[Records excerpted from a collection]
------------------------

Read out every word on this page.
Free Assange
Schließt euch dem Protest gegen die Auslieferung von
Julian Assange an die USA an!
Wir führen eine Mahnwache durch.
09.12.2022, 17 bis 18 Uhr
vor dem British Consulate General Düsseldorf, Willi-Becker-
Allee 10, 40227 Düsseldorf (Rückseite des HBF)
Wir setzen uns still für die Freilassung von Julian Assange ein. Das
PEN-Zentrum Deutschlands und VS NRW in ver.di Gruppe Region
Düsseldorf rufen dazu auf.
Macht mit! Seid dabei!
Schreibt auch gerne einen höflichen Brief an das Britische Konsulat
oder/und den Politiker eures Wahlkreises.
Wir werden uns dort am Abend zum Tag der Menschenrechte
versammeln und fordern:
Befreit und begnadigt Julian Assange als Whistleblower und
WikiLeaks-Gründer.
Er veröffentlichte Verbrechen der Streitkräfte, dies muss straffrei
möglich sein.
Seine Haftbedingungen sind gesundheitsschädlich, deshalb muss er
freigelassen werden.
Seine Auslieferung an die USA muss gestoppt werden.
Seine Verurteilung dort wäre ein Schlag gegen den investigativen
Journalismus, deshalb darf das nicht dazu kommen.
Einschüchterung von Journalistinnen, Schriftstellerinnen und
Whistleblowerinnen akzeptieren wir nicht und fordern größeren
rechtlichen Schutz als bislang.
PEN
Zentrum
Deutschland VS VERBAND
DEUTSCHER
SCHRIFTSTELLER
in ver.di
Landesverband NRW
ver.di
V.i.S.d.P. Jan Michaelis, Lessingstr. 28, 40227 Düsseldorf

------------------------

> **TASK DESCRIPTION**
Copy each line of the data exactly, leaving nothing out.

> **SOLUTION TO THE PROBLEM**
Read out every word on this page.
Free Assange
Schließt euch dem Protest gegen die Auslieferung von
Julian Assange an die USA an!
Wir führen eine Mahnwache durch.
09.12.2022, 17 bis 18 Uhr
vor dem British Consulate General Düsseldorf, Willi-Becker-
Allee 10, 40227 Düsseldorf (Rückseite des HBF)
Wir setzen uns still für die Freilassung von Julian Assange ein. Das
PEN-Zentrum Deutschlands und VS NRW in ver.di Gruppe Region
Düsseldorf rufen dazu auf.
Macht mit! Seid dabei!
Schreibt auch gerne einen höflichen Brief an das Britische Konsulat
oder/und den Politiker eures Wahlkreises.
Wir werden uns dort am Abend zum Tag der Menschenrechte
versammeln und fordern:
Befreit und begnadigt Julian Assange als Whistleblower und
WikiLeaks-Gründer.
Er veröffentlichte Verbrechen der Streitkräfte, dies muss straffrei
möglich sein.
Seine Haftbedingungen sind gesundheitsschädlich, deshalb muss er
freigelassen werden.
Seine Auslieferung an die USA muss gestoppt werden.
Seine Verurteilung dort wäre ein Schlag gegen den investigativen
Journalismus, deshalb darf das nicht dazu kommen.
Einschüchterung von Journalistinnen, Schriftstellerinnen und
Whistleblowerinnen akzeptieren wir nicht und fordern größeren
rechtlichen Schutz als bislang.
PEN
Zentrum
Deutschland VS VERBAND
DEUTSCHER
SCHRIFTSTELLER
in ver.di
Landesverband NRW
ver.di
V.i.S.d.P. Jan Michaelis, Lessingstr. 28, 40227 Düsseldorf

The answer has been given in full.